### Records provided
################

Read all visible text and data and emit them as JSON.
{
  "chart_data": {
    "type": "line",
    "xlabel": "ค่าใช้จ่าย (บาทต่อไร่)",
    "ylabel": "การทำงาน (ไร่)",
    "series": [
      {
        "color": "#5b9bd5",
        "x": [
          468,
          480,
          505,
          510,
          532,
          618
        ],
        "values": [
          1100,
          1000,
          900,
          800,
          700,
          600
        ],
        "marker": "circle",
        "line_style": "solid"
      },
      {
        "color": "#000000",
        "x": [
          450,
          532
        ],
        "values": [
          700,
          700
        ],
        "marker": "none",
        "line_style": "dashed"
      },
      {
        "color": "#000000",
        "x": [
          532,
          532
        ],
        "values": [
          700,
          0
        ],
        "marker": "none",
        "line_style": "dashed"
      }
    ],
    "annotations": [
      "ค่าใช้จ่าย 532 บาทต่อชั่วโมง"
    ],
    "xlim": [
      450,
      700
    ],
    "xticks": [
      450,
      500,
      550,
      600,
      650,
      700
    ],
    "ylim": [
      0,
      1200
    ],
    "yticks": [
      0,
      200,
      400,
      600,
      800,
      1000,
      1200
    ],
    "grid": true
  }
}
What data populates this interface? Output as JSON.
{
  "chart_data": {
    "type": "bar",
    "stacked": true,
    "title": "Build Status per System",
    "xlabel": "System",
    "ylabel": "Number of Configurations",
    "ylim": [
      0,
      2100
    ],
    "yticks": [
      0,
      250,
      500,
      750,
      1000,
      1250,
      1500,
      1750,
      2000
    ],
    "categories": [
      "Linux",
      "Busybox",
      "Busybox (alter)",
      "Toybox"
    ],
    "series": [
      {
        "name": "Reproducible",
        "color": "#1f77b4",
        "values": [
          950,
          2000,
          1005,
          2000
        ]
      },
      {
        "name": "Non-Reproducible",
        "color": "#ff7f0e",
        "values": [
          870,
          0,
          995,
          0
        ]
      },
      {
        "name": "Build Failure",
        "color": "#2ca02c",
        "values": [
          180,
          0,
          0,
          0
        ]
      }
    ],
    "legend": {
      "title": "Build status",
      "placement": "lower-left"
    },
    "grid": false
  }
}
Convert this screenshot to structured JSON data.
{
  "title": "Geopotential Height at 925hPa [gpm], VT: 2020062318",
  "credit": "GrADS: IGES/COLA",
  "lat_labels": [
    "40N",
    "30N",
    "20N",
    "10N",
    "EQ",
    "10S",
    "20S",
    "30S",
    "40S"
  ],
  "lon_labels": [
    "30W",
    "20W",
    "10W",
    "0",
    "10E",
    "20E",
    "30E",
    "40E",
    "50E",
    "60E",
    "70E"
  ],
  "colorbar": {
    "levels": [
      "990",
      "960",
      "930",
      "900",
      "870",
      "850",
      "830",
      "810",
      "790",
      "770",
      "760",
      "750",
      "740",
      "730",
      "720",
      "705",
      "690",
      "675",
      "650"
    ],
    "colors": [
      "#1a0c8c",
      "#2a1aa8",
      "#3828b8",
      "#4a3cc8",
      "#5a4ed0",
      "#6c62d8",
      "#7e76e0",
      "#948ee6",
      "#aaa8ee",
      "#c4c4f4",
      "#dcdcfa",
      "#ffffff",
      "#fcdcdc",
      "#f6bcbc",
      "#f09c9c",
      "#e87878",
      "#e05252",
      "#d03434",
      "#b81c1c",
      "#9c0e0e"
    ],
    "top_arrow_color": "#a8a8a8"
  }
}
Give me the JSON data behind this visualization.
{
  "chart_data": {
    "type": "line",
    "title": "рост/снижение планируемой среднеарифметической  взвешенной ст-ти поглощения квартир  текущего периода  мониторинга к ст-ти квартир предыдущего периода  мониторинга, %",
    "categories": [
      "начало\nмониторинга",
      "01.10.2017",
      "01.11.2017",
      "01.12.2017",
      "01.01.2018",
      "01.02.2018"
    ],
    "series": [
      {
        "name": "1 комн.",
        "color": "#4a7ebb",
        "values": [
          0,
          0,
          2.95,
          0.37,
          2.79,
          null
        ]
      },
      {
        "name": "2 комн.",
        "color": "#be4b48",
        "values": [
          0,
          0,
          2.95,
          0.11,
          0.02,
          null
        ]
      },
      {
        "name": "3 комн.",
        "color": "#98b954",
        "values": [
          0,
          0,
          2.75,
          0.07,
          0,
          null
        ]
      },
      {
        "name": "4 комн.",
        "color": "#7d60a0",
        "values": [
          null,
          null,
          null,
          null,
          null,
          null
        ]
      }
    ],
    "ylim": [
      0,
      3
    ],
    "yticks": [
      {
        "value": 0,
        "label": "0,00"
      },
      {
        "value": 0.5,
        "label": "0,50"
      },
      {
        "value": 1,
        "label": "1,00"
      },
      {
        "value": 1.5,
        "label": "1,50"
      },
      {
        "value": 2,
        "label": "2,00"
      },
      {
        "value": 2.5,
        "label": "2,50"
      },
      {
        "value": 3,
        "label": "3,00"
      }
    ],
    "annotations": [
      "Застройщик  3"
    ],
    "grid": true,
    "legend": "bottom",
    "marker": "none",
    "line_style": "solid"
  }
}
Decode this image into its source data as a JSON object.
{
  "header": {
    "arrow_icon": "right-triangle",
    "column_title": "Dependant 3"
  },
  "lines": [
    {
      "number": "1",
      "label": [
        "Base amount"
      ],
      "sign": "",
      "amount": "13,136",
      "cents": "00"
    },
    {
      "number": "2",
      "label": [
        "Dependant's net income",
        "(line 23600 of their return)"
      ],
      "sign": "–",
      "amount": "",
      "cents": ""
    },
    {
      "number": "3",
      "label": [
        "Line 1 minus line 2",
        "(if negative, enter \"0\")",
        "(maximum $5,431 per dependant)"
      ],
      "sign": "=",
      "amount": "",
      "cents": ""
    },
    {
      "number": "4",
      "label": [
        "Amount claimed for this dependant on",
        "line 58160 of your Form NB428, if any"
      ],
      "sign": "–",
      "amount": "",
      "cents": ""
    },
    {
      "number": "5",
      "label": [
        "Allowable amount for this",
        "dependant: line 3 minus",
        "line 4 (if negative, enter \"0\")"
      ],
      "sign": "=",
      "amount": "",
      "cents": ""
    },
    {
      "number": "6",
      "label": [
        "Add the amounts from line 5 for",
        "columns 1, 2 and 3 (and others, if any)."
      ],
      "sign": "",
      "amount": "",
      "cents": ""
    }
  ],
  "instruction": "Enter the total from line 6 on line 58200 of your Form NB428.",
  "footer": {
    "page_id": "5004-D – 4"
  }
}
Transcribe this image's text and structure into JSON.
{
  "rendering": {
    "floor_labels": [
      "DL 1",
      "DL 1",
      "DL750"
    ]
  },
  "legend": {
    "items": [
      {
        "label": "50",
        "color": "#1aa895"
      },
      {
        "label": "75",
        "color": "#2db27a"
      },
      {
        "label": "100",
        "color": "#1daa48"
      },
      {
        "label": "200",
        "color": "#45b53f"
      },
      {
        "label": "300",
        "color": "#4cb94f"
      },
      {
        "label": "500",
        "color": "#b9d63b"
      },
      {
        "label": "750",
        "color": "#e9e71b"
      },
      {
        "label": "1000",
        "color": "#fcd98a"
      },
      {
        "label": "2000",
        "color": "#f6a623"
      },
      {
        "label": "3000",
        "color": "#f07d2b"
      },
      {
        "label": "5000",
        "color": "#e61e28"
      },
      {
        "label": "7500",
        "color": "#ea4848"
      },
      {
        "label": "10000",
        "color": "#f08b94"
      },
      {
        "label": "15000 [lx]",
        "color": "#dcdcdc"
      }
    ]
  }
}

################

### Your objective
Extract every line that has the string "this" in it.

### Finished answer
What data populates this interface? Output as JSON.
Convert this screenshot to structured JSON data.
Give me the JSON data behind this visualization.
Decode this image into its source data as a JSON object.
        "Amount claimed for this dependant on",
        "Allowable amount for this",
Transcribe this image's text and structure into JSON.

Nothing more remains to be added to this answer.